Copy out the lines that include the word "Private".

-- BEGIN STORED DATA --

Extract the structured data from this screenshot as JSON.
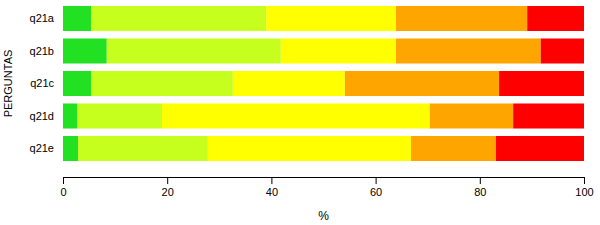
{
  "chart_data": {
    "type": "bar",
    "orientation": "horizontal",
    "stacked": true,
    "xlabel": "%",
    "ylabel": "PERGUNTAS",
    "categories": [
      "q21a",
      "q21b",
      "q21c",
      "q21d",
      "q21e"
    ],
    "series": [
      {
        "color": "#22e022",
        "values": [
          5.4,
          8.4,
          5.4,
          2.7,
          2.9
        ]
      },
      {
        "color": "#c6ff1e",
        "values": [
          33.6,
          33.4,
          27.2,
          16.3,
          24.9
        ]
      },
      {
        "color": "#ffff00",
        "values": [
          24.9,
          22.1,
          21.5,
          51.4,
          39.0
        ]
      },
      {
        "color": "#ffa500",
        "values": [
          25.2,
          27.8,
          29.6,
          16.0,
          16.3
        ]
      },
      {
        "color": "#ff0000",
        "values": [
          10.9,
          8.3,
          16.3,
          13.6,
          16.9
        ]
      }
    ],
    "xlim": [
      0,
      100
    ],
    "xticks": [
      0,
      20,
      40,
      60,
      80,
      100
    ],
    "grid": false
  }
}
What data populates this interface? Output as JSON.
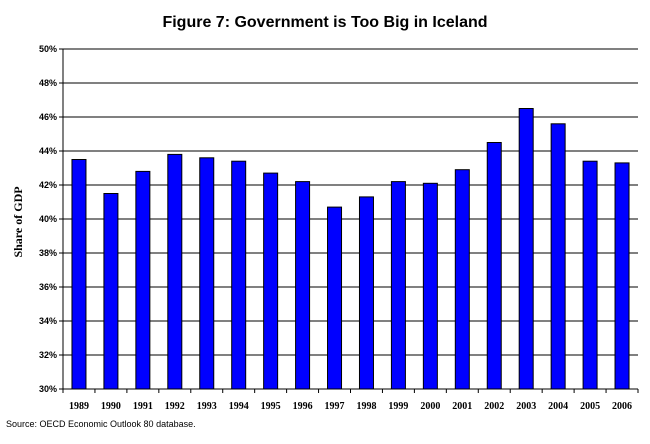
{
  "chart_data": {
    "type": "bar",
    "title": "Figure 7: Government is Too Big in Iceland",
    "xlabel": "",
    "ylabel": "Share of GDP",
    "categories": [
      "1989",
      "1990",
      "1991",
      "1992",
      "1993",
      "1994",
      "1995",
      "1996",
      "1997",
      "1998",
      "1999",
      "2000",
      "2001",
      "2002",
      "2003",
      "2004",
      "2005",
      "2006"
    ],
    "values": [
      43.5,
      41.5,
      42.8,
      43.8,
      43.6,
      43.4,
      42.7,
      42.2,
      40.7,
      41.3,
      42.2,
      42.1,
      42.9,
      44.5,
      46.5,
      45.6,
      43.4,
      43.3
    ],
    "ylim": [
      30,
      50
    ],
    "yticks": [
      "30%",
      "32%",
      "34%",
      "36%",
      "38%",
      "40%",
      "42%",
      "44%",
      "46%",
      "48%",
      "50%"
    ],
    "grid": true,
    "bar_color": "#0000ff",
    "source": "Source: OECD Economic Outlook 80 database."
  }
}
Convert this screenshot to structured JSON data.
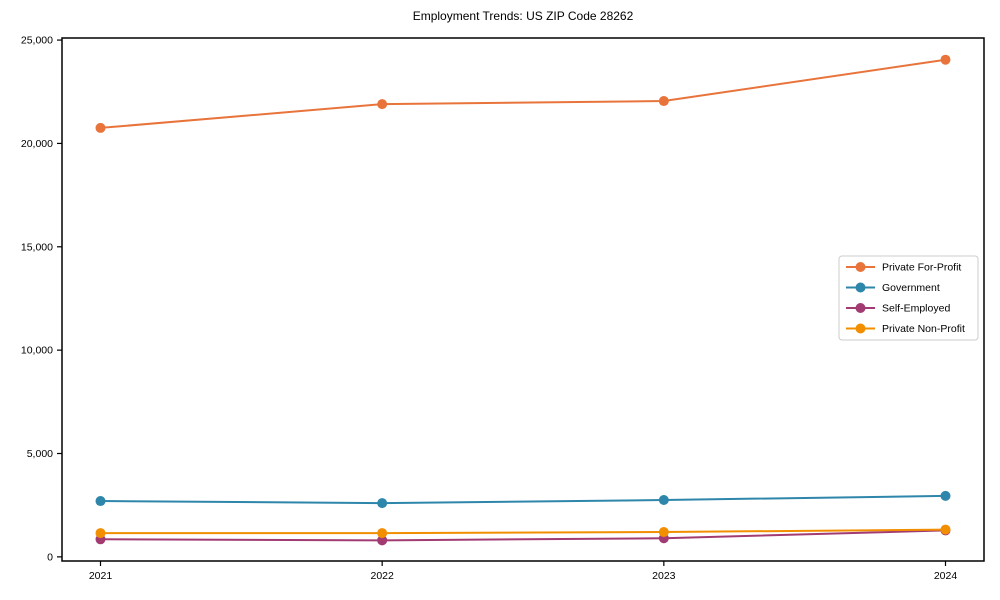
{
  "page": {
    "background": "#ffffff",
    "text_color": "#000000"
  },
  "chart_data": {
    "type": "line",
    "title": "Employment Trends: US ZIP Code 28262",
    "xlabel": "",
    "ylabel": "",
    "grid": false,
    "legend_position": "center-right",
    "x": [
      2021,
      2022,
      2023,
      2024
    ],
    "x_tick_labels": [
      "2021",
      "2022",
      "2023",
      "2024"
    ],
    "y_tick_values": [
      0,
      5000,
      10000,
      15000,
      20000,
      25000
    ],
    "y_tick_labels": [
      "0",
      "5,000",
      "10,000",
      "15,000",
      "20,000",
      "25,000"
    ],
    "ylim": [
      -200,
      25100
    ],
    "marker": "circle",
    "series": [
      {
        "name": "Private For-Profit",
        "color": "#E8743B",
        "values": [
          20750,
          21900,
          22050,
          24050
        ]
      },
      {
        "name": "Government",
        "color": "#2E86AB",
        "values": [
          2700,
          2600,
          2750,
          2950
        ]
      },
      {
        "name": "Self-Employed",
        "color": "#A23B72",
        "values": [
          850,
          800,
          900,
          1280
        ]
      },
      {
        "name": "Private Non-Profit",
        "color": "#F18F01",
        "values": [
          1150,
          1150,
          1200,
          1320
        ]
      }
    ],
    "legend": {
      "border_color": "#cccccc",
      "background": "#ffffff"
    }
  }
}
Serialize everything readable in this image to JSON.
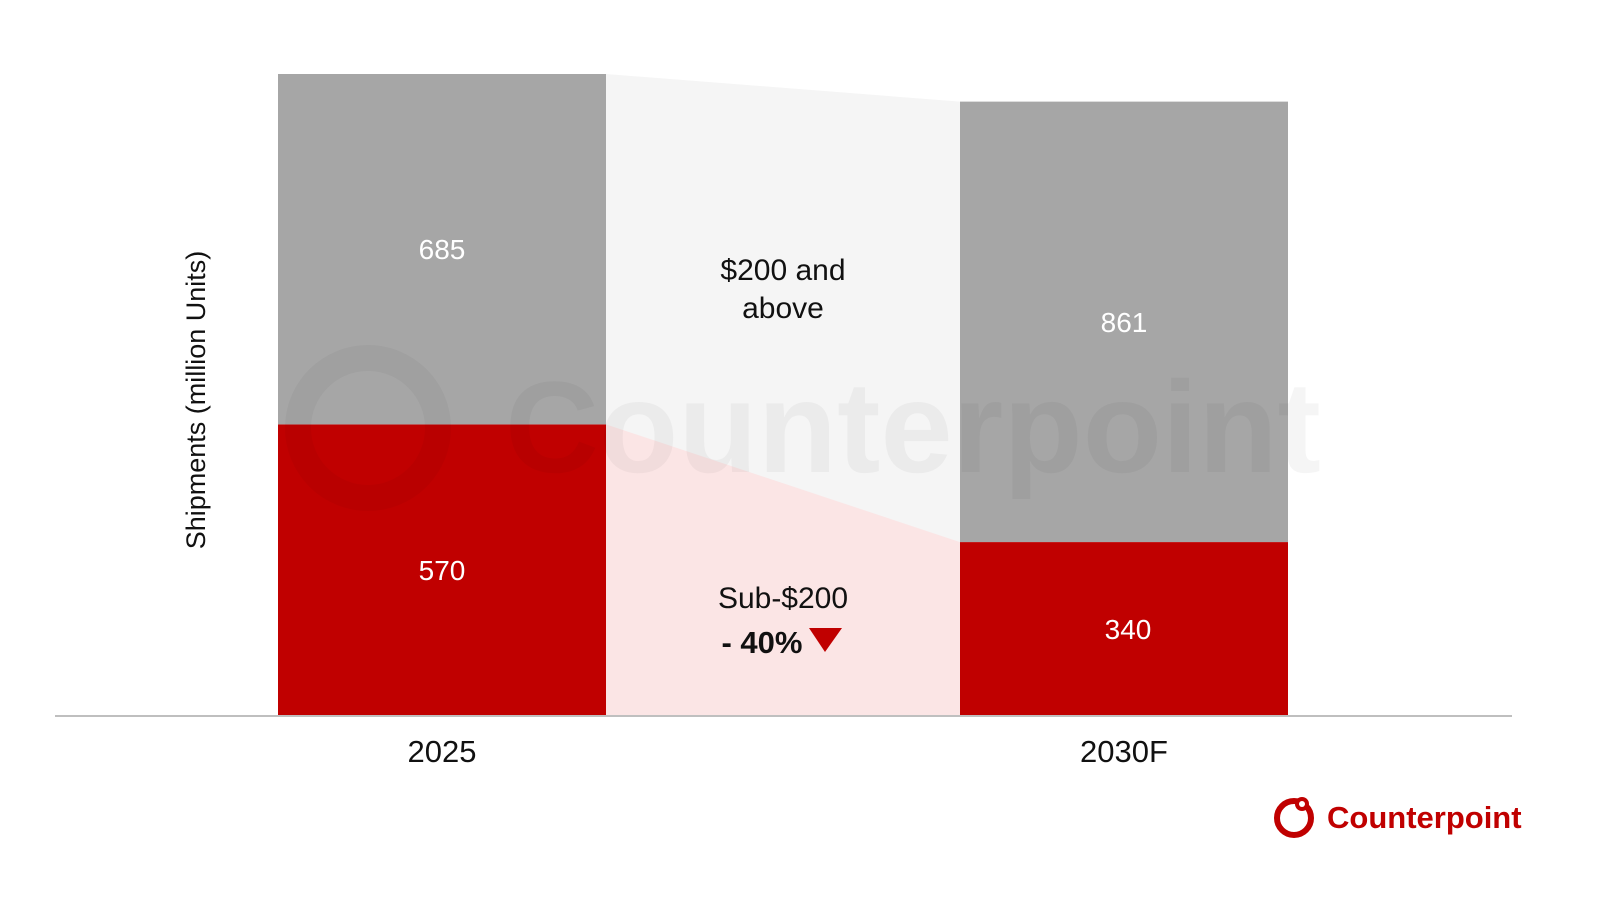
{
  "chart_data": {
    "type": "bar",
    "stacked": true,
    "categories": [
      "2025",
      "2030F"
    ],
    "series": [
      {
        "name": "Sub-$200",
        "values": [
          570,
          340
        ],
        "color": "#c00000"
      },
      {
        "name": "$200 and above",
        "values": [
          685,
          861
        ],
        "color": "#a6a6a6"
      }
    ],
    "ylabel": "Shipments (million Units)",
    "xlabel": "",
    "ylim": [
      0,
      1255
    ],
    "grid": false,
    "legend": "none",
    "annotations": {
      "upper_band": {
        "line1": "$200 and",
        "line2": "above"
      },
      "lower_band": {
        "line1": "Sub-$200",
        "change": "- 40%",
        "change_icon": "down-triangle-icon"
      }
    },
    "connector_colors": {
      "upper": "#f5f5f5",
      "lower": "#fbe5e5"
    }
  },
  "branding": {
    "logo_text": "Counterpoint",
    "logo_icon": "counterpoint-logo-icon",
    "watermark_text": "Counterpoint",
    "accent_color": "#c00000"
  }
}
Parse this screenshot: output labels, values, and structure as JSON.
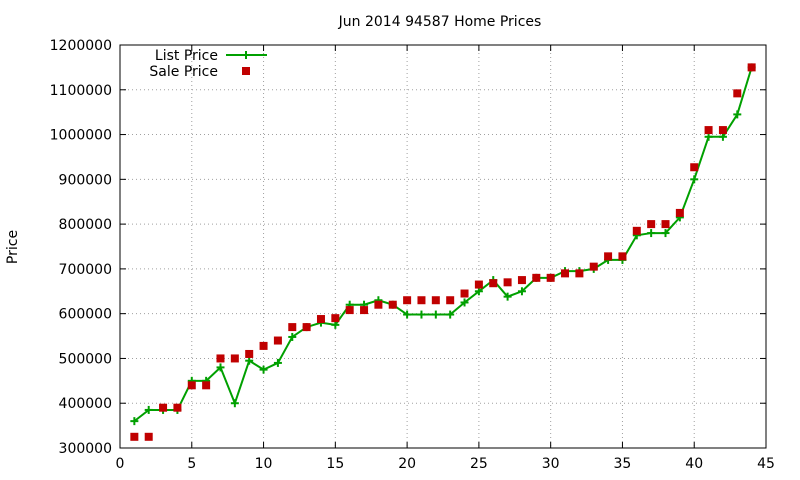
{
  "chart_data": {
    "type": "line",
    "title": "Jun 2014 94587 Home Prices",
    "xlabel": "",
    "ylabel": "Price",
    "xlim": [
      0,
      45
    ],
    "ylim": [
      300000,
      1200000
    ],
    "xticks": [
      0,
      5,
      10,
      15,
      20,
      25,
      30,
      35,
      40,
      45
    ],
    "yticks": [
      300000,
      400000,
      500000,
      600000,
      700000,
      800000,
      900000,
      1000000,
      1100000,
      1200000
    ],
    "grid": true,
    "legend_position": "top-left",
    "series": [
      {
        "name": "List Price",
        "style": "line+cross",
        "color": "#00a000",
        "x": [
          1,
          2,
          3,
          4,
          5,
          6,
          7,
          8,
          9,
          10,
          11,
          12,
          13,
          14,
          15,
          16,
          17,
          18,
          19,
          20,
          21,
          22,
          23,
          24,
          25,
          26,
          27,
          28,
          29,
          30,
          31,
          32,
          33,
          34,
          35,
          36,
          37,
          38,
          39,
          40,
          41,
          42,
          43,
          44
        ],
        "y": [
          360000,
          385000,
          385000,
          385000,
          450000,
          450000,
          480000,
          400000,
          495000,
          475000,
          490000,
          548000,
          570000,
          580000,
          575000,
          620000,
          620000,
          630000,
          620000,
          598000,
          598000,
          598000,
          598000,
          625000,
          650000,
          675000,
          638000,
          650000,
          680000,
          680000,
          695000,
          695000,
          700000,
          720000,
          720000,
          775000,
          780000,
          780000,
          815000,
          900000,
          995000,
          995000,
          1045000,
          1150000
        ]
      },
      {
        "name": "Sale Price",
        "style": "square",
        "color": "#c00000",
        "x": [
          1,
          2,
          3,
          4,
          5,
          6,
          7,
          8,
          9,
          10,
          11,
          12,
          13,
          14,
          15,
          16,
          17,
          18,
          19,
          20,
          21,
          22,
          23,
          24,
          25,
          26,
          27,
          28,
          29,
          30,
          31,
          32,
          33,
          34,
          35,
          36,
          37,
          38,
          39,
          40,
          41,
          42,
          43,
          44
        ],
        "y": [
          325000,
          325000,
          390000,
          390000,
          440000,
          440000,
          500000,
          500000,
          510000,
          528000,
          540000,
          570000,
          570000,
          588000,
          590000,
          608000,
          608000,
          620000,
          620000,
          630000,
          630000,
          630000,
          630000,
          645000,
          665000,
          668000,
          670000,
          675000,
          680000,
          680000,
          690000,
          690000,
          705000,
          728000,
          728000,
          785000,
          800000,
          800000,
          825000,
          927000,
          1010000,
          1010000,
          1092000,
          1150000
        ]
      }
    ]
  }
}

-- END STORED DATA --

TASK OUTPUT:
        "name": "Private For-Profit",
        "name": "Private Non-Profit",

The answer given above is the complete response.